> [WORK REQUIRED]: Tell how many lines carry the word "kehittää"; the reply is the number and nothing else.

--- START LISTED RECORDS ---

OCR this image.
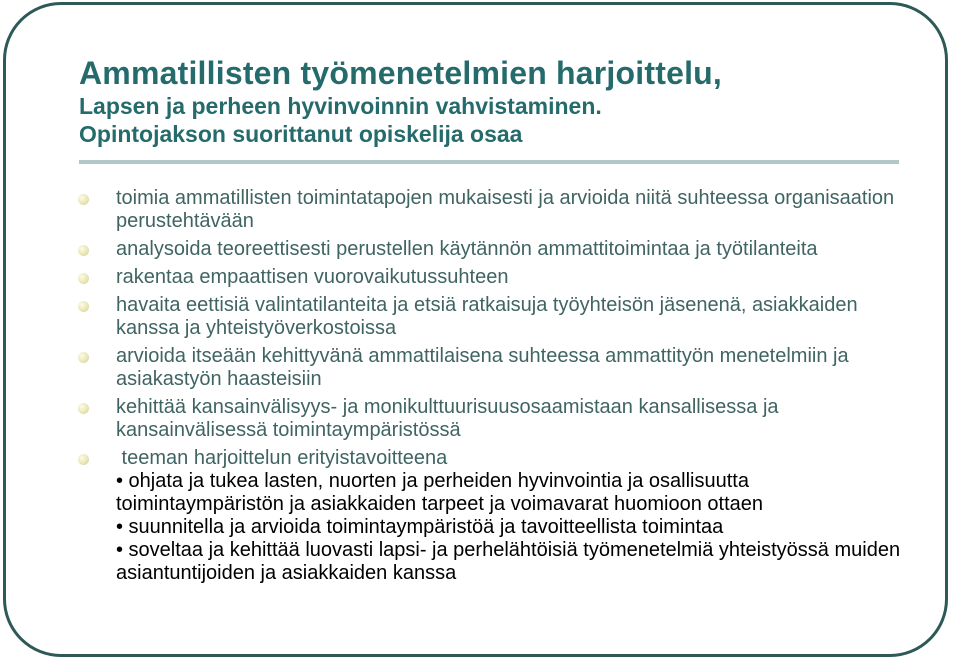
Ammatillisten työmenetelmien harjoittelu,
Lapsen ja perheen hyvinvoinnin vahvistaminen.
Opintojakson suorittanut opiskelija osaa
toimia ammatillisten toimintatapojen mukaisesti ja arvioida niitä suhteessa organisaation perustehtävään
analysoida teoreettisesti perustellen käytännön ammattitoimintaa ja työtilanteita
rakentaa empaattisen vuorovaikutussuhteen
havaita eettisiä valintatilanteita ja etsiä ratkaisuja työyhteisön jäsenenä, asiakkaiden kanssa ja yhteistyöverkostoissa
arvioida itseään kehittyvänä ammattilaisena suhteessa ammattityön menetelmiin ja asiakastyön haasteisiin
kehittää kansainvälisyys- ja monikulttuurisuusosaamistaan kansallisessa ja kansainvälisessä toimintaympäristössä
teeman harjoittelun erityistavoitteena
• ohjata ja tukea lasten, nuorten ja perheiden hyvinvointia ja osallisuutta toimintaympäristön ja asiakkaiden tarpeet ja voimavarat huomioon ottaen
• suunnitella ja arvioida toimintaympäristöä ja tavoitteellista toimintaa
• soveltaa ja kehittää luovasti lapsi- ja perhelähtöisiä työmenetelmiä yhteistyössä muiden asiantuntijoiden ja asiakkaiden kanssa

--- END LISTED RECORDS ---

> [EXPECTED OUTPUT]: 2